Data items
-------------------------

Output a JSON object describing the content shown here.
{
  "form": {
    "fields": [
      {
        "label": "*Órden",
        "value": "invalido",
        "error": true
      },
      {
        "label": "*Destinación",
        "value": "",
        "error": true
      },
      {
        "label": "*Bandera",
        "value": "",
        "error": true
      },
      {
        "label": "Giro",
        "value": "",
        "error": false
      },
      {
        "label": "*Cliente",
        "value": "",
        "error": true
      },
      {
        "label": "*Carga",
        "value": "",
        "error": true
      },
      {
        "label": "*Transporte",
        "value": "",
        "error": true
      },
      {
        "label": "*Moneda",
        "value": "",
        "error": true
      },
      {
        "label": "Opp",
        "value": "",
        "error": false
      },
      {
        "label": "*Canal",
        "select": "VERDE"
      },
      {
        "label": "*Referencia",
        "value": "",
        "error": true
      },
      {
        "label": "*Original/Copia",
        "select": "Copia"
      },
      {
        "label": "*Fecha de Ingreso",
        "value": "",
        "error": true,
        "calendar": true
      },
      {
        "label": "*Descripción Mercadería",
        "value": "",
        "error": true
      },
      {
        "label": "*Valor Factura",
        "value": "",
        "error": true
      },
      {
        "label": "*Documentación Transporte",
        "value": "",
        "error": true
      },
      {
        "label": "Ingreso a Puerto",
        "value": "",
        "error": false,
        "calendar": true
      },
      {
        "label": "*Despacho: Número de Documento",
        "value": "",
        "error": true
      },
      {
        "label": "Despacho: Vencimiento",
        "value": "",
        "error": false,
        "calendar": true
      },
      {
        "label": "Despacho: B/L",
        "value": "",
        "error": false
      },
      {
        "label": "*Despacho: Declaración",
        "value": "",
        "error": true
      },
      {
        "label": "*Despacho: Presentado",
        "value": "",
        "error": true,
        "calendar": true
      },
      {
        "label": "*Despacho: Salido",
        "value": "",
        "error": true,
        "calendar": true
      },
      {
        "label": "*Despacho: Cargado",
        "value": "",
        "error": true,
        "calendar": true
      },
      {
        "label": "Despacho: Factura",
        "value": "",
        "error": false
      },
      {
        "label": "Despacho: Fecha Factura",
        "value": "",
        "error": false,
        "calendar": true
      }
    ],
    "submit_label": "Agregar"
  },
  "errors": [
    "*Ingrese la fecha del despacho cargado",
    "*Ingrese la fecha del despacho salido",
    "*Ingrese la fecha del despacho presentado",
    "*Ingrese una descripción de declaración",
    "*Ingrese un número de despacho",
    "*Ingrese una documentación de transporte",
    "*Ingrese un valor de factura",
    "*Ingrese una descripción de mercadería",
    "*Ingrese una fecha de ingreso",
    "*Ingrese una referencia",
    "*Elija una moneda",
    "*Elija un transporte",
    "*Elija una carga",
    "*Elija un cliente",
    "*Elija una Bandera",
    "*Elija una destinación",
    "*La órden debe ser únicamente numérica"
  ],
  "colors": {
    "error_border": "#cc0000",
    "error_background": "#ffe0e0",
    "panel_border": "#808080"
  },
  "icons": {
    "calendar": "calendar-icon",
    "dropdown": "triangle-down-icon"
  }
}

-------------------------

> _TASK DESCRIPTION_: Produce an exact copy of all the records.

> _RESPONSE TO THE TASK_:
Output a JSON object describing the content shown here.
{
  "form": {
    "fields": [
      {
        "label": "*Órden",
        "value": "invalido",
        "error": true
      },
      {
        "label": "*Destinación",
        "value": "",
        "error": true
      },
      {
        "label": "*Bandera",
        "value": "",
        "error": true
      },
      {
        "label": "Giro",
        "value": "",
        "error": false
      },
      {
        "label": "*Cliente",
        "value": "",
        "error": true
      },
      {
        "label": "*Carga",
        "value": "",
        "error": true
      },
      {
        "label": "*Transporte",
        "value": "",
        "error": true
      },
      {
        "label": "*Moneda",
        "value": "",
        "error": true
      },
      {
        "label": "Opp",
        "value": "",
        "error": false
      },
      {
        "label": "*Canal",
        "select": "VERDE"
      },
      {
        "label": "*Referencia",
        "value": "",
        "error": true
      },
      {
        "label": "*Original/Copia",
        "select": "Copia"
      },
      {
        "label": "*Fecha de Ingreso",
        "value": "",
        "error": true,
        "calendar": true
      },
      {
        "label": "*Descripción Mercadería",
        "value": "",
        "error": true
      },
      {
        "label": "*Valor Factura",
        "value": "",
        "error": true
      },
      {
        "label": "*Documentación Transporte",
        "value": "",
        "error": true
      },
      {
        "label": "Ingreso a Puerto",
        "value": "",
        "error": false,
        "calendar": true
      },
      {
        "label": "*Despacho: Número de Documento",
        "value": "",
        "error": true
      },
      {
        "label": "Despacho: Vencimiento",
        "value": "",
        "error": false,
        "calendar": true
      },
      {
        "label": "Despacho: B/L",
        "value": "",
        "error": false
      },
      {
        "label": "*Despacho: Declaración",
        "value": "",
        "error": true
      },
      {
        "label": "*Despacho: Presentado",
        "value": "",
        "error": true,
        "calendar": true
      },
      {
        "label": "*Despacho: Salido",
        "value": "",
        "error": true,
        "calendar": true
      },
      {
        "label": "*Despacho: Cargado",
        "value": "",
        "error": true,
        "calendar": true
      },
      {
        "label": "Despacho: Factura",
        "value": "",
        "error": false
      },
      {
        "label": "Despacho: Fecha Factura",
        "value": "",
        "error": false,
        "calendar": true
      }
    ],
    "submit_label": "Agregar"
  },
  "errors": [
    "*Ingrese la fecha del despacho cargado",
    "*Ingrese la fecha del despacho salido",
    "*Ingrese la fecha del despacho presentado",
    "*Ingrese una descripción de declaración",
    "*Ingrese un número de despacho",
    "*Ingrese una documentación de transporte",
    "*Ingrese un valor de factura",
    "*Ingrese una descripción de mercadería",
    "*Ingrese una fecha de ingreso",
    "*Ingrese una referencia",
    "*Elija una moneda",
    "*Elija un transporte",
    "*Elija una carga",
    "*Elija un cliente",
    "*Elija una Bandera",
    "*Elija una destinación",
    "*La órden debe ser únicamente numérica"
  ],
  "colors": {
    "error_border": "#cc0000",
    "error_background": "#ffe0e0",
    "panel_border": "#808080"
  },
  "icons": {
    "calendar": "calendar-icon",
    "dropdown": "triangle-down-icon"
  }
}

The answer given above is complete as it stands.